## Task input

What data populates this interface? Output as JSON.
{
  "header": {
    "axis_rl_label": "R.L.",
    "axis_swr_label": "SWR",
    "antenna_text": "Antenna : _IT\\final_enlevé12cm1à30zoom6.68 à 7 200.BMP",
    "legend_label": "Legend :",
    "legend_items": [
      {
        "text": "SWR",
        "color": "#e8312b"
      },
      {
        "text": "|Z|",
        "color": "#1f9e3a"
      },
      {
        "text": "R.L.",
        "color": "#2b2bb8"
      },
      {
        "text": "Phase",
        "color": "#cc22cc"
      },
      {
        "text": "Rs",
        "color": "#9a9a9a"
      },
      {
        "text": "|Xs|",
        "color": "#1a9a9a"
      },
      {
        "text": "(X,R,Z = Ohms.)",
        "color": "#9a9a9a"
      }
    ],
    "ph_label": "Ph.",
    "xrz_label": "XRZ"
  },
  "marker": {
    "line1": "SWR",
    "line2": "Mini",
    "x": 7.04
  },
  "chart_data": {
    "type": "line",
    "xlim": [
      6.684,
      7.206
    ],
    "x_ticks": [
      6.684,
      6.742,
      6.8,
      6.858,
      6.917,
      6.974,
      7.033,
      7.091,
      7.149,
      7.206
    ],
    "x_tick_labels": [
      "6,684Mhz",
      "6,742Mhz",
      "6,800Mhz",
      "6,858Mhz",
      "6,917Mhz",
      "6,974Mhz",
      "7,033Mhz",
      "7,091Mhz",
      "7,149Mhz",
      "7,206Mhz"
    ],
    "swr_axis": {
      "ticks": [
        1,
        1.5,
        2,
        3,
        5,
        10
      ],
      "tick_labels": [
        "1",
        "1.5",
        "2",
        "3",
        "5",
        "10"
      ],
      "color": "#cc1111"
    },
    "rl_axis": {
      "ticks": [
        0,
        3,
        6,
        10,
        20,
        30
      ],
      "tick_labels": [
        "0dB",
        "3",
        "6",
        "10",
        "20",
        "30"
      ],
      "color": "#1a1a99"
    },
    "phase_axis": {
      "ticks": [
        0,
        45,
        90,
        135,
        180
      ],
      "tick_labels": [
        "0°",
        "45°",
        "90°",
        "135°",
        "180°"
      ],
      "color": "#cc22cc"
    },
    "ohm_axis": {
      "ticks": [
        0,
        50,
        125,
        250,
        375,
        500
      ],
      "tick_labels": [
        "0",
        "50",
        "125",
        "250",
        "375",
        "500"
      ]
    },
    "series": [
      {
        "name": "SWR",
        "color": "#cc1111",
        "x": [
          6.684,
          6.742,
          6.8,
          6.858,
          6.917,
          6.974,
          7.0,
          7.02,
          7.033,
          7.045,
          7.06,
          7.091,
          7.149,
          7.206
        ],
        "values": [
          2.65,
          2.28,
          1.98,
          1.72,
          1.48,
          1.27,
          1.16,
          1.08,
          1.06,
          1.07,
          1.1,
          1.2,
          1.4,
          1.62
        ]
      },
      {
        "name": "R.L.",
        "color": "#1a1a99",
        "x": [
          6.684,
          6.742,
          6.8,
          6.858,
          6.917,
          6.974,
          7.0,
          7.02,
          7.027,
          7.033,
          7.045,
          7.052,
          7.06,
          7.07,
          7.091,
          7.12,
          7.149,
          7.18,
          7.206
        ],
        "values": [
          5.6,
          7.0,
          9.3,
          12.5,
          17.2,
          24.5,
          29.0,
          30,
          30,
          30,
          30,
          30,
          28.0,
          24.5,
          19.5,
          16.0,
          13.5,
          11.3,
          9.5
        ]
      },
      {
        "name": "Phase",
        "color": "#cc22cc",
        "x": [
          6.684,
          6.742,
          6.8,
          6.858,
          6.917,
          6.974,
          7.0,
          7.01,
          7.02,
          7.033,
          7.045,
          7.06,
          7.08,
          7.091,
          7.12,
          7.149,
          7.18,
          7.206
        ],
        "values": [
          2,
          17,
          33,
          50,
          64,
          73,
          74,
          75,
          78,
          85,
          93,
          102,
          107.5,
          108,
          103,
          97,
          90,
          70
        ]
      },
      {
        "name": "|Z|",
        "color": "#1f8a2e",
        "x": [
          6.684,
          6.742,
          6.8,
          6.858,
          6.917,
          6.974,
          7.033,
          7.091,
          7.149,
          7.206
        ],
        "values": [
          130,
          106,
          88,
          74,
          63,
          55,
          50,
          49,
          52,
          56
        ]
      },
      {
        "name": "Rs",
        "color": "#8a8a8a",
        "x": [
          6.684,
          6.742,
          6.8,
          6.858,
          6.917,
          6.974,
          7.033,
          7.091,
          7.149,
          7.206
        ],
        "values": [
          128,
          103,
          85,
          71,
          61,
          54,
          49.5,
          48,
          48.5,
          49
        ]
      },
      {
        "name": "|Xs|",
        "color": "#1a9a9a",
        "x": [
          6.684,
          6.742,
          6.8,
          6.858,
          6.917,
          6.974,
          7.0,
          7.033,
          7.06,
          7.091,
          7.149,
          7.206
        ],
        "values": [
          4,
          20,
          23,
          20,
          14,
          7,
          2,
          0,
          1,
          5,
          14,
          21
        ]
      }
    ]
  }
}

## What you have to do
Restate every entry word for word.

## Finished task
What data populates this interface? Output as JSON.
{
  "header": {
    "axis_rl_label": "R.L.",
    "axis_swr_label": "SWR",
    "antenna_text": "Antenna : _IT\\final_enlevé12cm1à30zoom6.68 à 7 200.BMP",
    "legend_label": "Legend :",
    "legend_items": [
      {
        "text": "SWR",
        "color": "#e8312b"
      },
      {
        "text": "|Z|",
        "color": "#1f9e3a"
      },
      {
        "text": "R.L.",
        "color": "#2b2bb8"
      },
      {
        "text": "Phase",
        "color": "#cc22cc"
      },
      {
        "text": "Rs",
        "color": "#9a9a9a"
      },
      {
        "text": "|Xs|",
        "color": "#1a9a9a"
      },
      {
        "text": "(X,R,Z = Ohms.)",
        "color": "#9a9a9a"
      }
    ],
    "ph_label": "Ph.",
    "xrz_label": "XRZ"
  },
  "marker": {
    "line1": "SWR",
    "line2": "Mini",
    "x": 7.04
  },
  "chart_data": {
    "type": "line",
    "xlim": [
      6.684,
      7.206
    ],
    "x_ticks": [
      6.684,
      6.742,
      6.8,
      6.858,
      6.917,
      6.974,
      7.033,
      7.091,
      7.149,
      7.206
    ],
    "x_tick_labels": [
      "6,684Mhz",
      "6,742Mhz",
      "6,800Mhz",
      "6,858Mhz",
      "6,917Mhz",
      "6,974Mhz",
      "7,033Mhz",
      "7,091Mhz",
      "7,149Mhz",
      "7,206Mhz"
    ],
    "swr_axis": {
      "ticks": [
        1,
        1.5,
        2,
        3,
        5,
        10
      ],
      "tick_labels": [
        "1",
        "1.5",
        "2",
        "3",
        "5",
        "10"
      ],
      "color": "#cc1111"
    },
    "rl_axis": {
      "ticks": [
        0,
        3,
        6,
        10,
        20,
        30
      ],
      "tick_labels": [
        "0dB",
        "3",
        "6",
        "10",
        "20",
        "30"
      ],
      "color": "#1a1a99"
    },
    "phase_axis": {
      "ticks": [
        0,
        45,
        90,
        135,
        180
      ],
      "tick_labels": [
        "0°",
        "45°",
        "90°",
        "135°",
        "180°"
      ],
      "color": "#cc22cc"
    },
    "ohm_axis": {
      "ticks": [
        0,
        50,
        125,
        250,
        375,
        500
      ],
      "tick_labels": [
        "0",
        "50",
        "125",
        "250",
        "375",
        "500"
      ]
    },
    "series": [
      {
        "name": "SWR",
        "color": "#cc1111",
        "x": [
          6.684,
          6.742,
          6.8,
          6.858,
          6.917,
          6.974,
          7.0,
          7.02,
          7.033,
          7.045,
          7.06,
          7.091,
          7.149,
          7.206
        ],
        "values": [
          2.65,
          2.28,
          1.98,
          1.72,
          1.48,
          1.27,
          1.16,
          1.08,
          1.06,
          1.07,
          1.1,
          1.2,
          1.4,
          1.62
        ]
      },
      {
        "name": "R.L.",
        "color": "#1a1a99",
        "x": [
          6.684,
          6.742,
          6.8,
          6.858,
          6.917,
          6.974,
          7.0,
          7.02,
          7.027,
          7.033,
          7.045,
          7.052,
          7.06,
          7.07,
          7.091,
          7.12,
          7.149,
          7.18,
          7.206
        ],
        "values": [
          5.6,
          7.0,
          9.3,
          12.5,
          17.2,
          24.5,
          29.0,
          30,
          30,
          30,
          30,
          30,
          28.0,
          24.5,
          19.5,
          16.0,
          13.5,
          11.3,
          9.5
        ]
      },
      {
        "name": "Phase",
        "color": "#cc22cc",
        "x": [
          6.684,
          6.742,
          6.8,
          6.858,
          6.917,
          6.974,
          7.0,
          7.01,
          7.02,
          7.033,
          7.045,
          7.06,
          7.08,
          7.091,
          7.12,
          7.149,
          7.18,
          7.206
        ],
        "values": [
          2,
          17,
          33,
          50,
          64,
          73,
          74,
          75,
          78,
          85,
          93,
          102,
          107.5,
          108,
          103,
          97,
          90,
          70
        ]
      },
      {
        "name": "|Z|",
        "color": "#1f8a2e",
        "x": [
          6.684,
          6.742,
          6.8,
          6.858,
          6.917,
          6.974,
          7.033,
          7.091,
          7.149,
          7.206
        ],
        "values": [
          130,
          106,
          88,
          74,
          63,
          55,
          50,
          49,
          52,
          56
        ]
      },
      {
        "name": "Rs",
        "color": "#8a8a8a",
        "x": [
          6.684,
          6.742,
          6.8,
          6.858,
          6.917,
          6.974,
          7.033,
          7.091,
          7.149,
          7.206
        ],
        "values": [
          128,
          103,
          85,
          71,
          61,
          54,
          49.5,
          48,
          48.5,
          49
        ]
      },
      {
        "name": "|Xs|",
        "color": "#1a9a9a",
        "x": [
          6.684,
          6.742,
          6.8,
          6.858,
          6.917,
          6.974,
          7.0,
          7.033,
          7.06,
          7.091,
          7.149,
          7.206
        ],
        "values": [
          4,
          20,
          23,
          20,
          14,
          7,
          2,
          0,
          1,
          5,
          14,
          21
        ]
      }
    ]
  }
}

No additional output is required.